>> Start Excerpted records
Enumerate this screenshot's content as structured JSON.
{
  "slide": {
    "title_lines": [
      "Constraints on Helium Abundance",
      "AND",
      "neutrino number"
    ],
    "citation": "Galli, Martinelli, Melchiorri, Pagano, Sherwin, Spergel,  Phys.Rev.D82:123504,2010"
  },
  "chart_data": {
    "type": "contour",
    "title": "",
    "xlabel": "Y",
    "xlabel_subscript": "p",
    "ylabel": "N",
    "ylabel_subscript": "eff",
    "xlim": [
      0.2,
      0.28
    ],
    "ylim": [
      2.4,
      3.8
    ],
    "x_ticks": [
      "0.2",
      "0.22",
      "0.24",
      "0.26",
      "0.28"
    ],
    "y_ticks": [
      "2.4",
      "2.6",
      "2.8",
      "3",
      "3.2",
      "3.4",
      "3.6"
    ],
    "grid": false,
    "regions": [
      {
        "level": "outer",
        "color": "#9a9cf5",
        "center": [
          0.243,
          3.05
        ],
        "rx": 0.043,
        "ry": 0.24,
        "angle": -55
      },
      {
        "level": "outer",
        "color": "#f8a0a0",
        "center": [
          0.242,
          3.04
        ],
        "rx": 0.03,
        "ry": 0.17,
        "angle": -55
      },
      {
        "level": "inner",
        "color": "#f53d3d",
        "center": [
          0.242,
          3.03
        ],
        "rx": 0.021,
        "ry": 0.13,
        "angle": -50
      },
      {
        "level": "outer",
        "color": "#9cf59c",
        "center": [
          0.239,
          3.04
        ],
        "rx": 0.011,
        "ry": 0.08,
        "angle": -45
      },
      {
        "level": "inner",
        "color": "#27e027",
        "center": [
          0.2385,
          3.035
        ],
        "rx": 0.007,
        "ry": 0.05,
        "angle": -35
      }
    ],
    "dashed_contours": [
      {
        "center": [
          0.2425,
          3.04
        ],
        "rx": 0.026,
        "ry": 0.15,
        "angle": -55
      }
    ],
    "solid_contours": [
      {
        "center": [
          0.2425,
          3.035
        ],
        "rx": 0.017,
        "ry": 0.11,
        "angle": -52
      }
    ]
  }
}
>> End Excerpted records
__What to work on__: Every line above needs to be retyped exactly.

__Final result__:
Enumerate this screenshot's content as structured JSON.
{
  "slide": {
    "title_lines": [
      "Constraints on Helium Abundance",
      "AND",
      "neutrino number"
    ],
    "citation": "Galli, Martinelli, Melchiorri, Pagano, Sherwin, Spergel,  Phys.Rev.D82:123504,2010"
  },
  "chart_data": {
    "type": "contour",
    "title": "",
    "xlabel": "Y",
    "xlabel_subscript": "p",
    "ylabel": "N",
    "ylabel_subscript": "eff",
    "xlim": [
      0.2,
      0.28
    ],
    "ylim": [
      2.4,
      3.8
    ],
    "x_ticks": [
      "0.2",
      "0.22",
      "0.24",
      "0.26",
      "0.28"
    ],
    "y_ticks": [
      "2.4",
      "2.6",
      "2.8",
      "3",
      "3.2",
      "3.4",
      "3.6"
    ],
    "grid": false,
    "regions": [
      {
        "level": "outer",
        "color": "#9a9cf5",
        "center": [
          0.243,
          3.05
        ],
        "rx": 0.043,
        "ry": 0.24,
        "angle": -55
      },
      {
        "level": "outer",
        "color": "#f8a0a0",
        "center": [
          0.242,
          3.04
        ],
        "rx": 0.03,
        "ry": 0.17,
        "angle": -55
      },
      {
        "level": "inner",
        "color": "#f53d3d",
        "center": [
          0.242,
          3.03
        ],
        "rx": 0.021,
        "ry": 0.13,
        "angle": -50
      },
      {
        "level": "outer",
        "color": "#9cf59c",
        "center": [
          0.239,
          3.04
        ],
        "rx": 0.011,
        "ry": 0.08,
        "angle": -45
      },
      {
        "level": "inner",
        "color": "#27e027",
        "center": [
          0.2385,
          3.035
        ],
        "rx": 0.007,
        "ry": 0.05,
        "angle": -35
      }
    ],
    "dashed_contours": [
      {
        "center": [
          0.2425,
          3.04
        ],
        "rx": 0.026,
        "ry": 0.15,
        "angle": -55
      }
    ],
    "solid_contours": [
      {
        "center": [
          0.2425,
          3.035
        ],
        "rx": 0.017,
        "ry": 0.11,
        "angle": -52
      }
    ]
  }
}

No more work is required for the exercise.